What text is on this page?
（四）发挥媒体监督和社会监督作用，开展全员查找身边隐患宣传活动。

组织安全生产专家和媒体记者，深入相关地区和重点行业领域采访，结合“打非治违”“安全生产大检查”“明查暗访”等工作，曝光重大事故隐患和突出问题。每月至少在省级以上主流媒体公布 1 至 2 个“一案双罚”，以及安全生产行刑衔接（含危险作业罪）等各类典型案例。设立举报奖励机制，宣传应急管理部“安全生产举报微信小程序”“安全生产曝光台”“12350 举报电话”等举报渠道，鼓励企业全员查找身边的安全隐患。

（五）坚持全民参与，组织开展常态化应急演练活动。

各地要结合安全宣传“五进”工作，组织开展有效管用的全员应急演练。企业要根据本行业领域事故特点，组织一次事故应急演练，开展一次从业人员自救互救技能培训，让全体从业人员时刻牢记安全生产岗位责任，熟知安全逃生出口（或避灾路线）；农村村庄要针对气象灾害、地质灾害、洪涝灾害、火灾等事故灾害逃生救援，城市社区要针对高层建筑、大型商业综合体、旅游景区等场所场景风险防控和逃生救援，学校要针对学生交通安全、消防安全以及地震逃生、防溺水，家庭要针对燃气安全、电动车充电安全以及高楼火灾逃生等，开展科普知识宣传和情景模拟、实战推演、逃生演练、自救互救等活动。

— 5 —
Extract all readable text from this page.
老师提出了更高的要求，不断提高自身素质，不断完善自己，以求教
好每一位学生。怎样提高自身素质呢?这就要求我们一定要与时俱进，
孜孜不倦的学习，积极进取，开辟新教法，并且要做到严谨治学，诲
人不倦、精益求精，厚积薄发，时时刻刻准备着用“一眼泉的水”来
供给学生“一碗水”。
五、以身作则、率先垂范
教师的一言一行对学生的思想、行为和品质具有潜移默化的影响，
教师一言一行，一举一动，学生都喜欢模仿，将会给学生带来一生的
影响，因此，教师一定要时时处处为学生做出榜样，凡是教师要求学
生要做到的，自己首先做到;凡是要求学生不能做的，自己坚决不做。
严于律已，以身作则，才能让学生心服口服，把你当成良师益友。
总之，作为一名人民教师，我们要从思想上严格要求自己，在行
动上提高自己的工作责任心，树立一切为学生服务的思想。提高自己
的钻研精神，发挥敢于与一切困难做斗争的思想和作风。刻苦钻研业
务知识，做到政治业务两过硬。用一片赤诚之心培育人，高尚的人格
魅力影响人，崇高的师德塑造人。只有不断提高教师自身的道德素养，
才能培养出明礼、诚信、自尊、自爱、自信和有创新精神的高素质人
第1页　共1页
::::
Take the lines above and retype all of them exactly.

What text is on this page?
（四）发挥媒体监督和社会监督作用，开展全员查找身边隐患宣传活动。

组织安全生产专家和媒体记者，深入相关地区和重点行业领域采访，结合“打非治违”“安全生产大检查”“明查暗访”等工作，曝光重大事故隐患和突出问题。每月至少在省级以上主流媒体公布 1 至 2 个“一案双罚”，以及安全生产行刑衔接（含危险作业罪）等各类典型案例。设立举报奖励机制，宣传应急管理部“安全生产举报微信小程序”“安全生产曝光台”“12350 举报电话”等举报渠道，鼓励企业全员查找身边的安全隐患。

（五）坚持全民参与，组织开展常态化应急演练活动。

各地要结合安全宣传“五进”工作，组织开展有效管用的全员应急演练。企业要根据本行业领域事故特点，组织一次事故应急演练，开展一次从业人员自救互救技能培训，让全体从业人员时刻牢记安全生产岗位责任，熟知安全逃生出口（或避灾路线）；农村村庄要针对气象灾害、地质灾害、洪涝灾害、火灾等事故灾害逃生救援，城市社区要针对高层建筑、大型商业综合体、旅游景区等场所场景风险防控和逃生救援，学校要针对学生交通安全、消防安全以及地震逃生、防溺水，家庭要针对燃气安全、电动车充电安全以及高楼火灾逃生等，开展科普知识宣传和情景模拟、实战推演、逃生演练、自救互救等活动。

— 5 —
Extract all readable text from this page.
老师提出了更高的要求，不断提高自身素质，不断完善自己，以求教
好每一位学生。怎样提高自身素质呢?这就要求我们一定要与时俱进，
孜孜不倦的学习，积极进取，开辟新教法，并且要做到严谨治学，诲
人不倦、精益求精，厚积薄发，时时刻刻准备着用“一眼泉的水”来
供给学生“一碗水”。
五、以身作则、率先垂范
教师的一言一行对学生的思想、行为和品质具有潜移默化的影响，
教师一言一行，一举一动，学生都喜欢模仿，将会给学生带来一生的
影响，因此，教师一定要时时处处为学生做出榜样，凡是教师要求学
生要做到的，自己首先做到;凡是要求学生不能做的，自己坚决不做。
严于律已，以身作则，才能让学生心服口服，把你当成良师益友。
总之，作为一名人民教师，我们要从思想上严格要求自己，在行
动上提高自己的工作责任心，树立一切为学生服务的思想。提高自己
的钻研精神，发挥敢于与一切困难做斗争的思想和作风。刻苦钻研业
务知识，做到政治业务两过硬。用一片赤诚之心培育人，高尚的人格
魅力影响人，崇高的师德塑造人。只有不断提高教师自身的道德素养，
才能培养出明礼、诚信、自尊、自爱、自信和有创新精神的高素质人
第1页　共1页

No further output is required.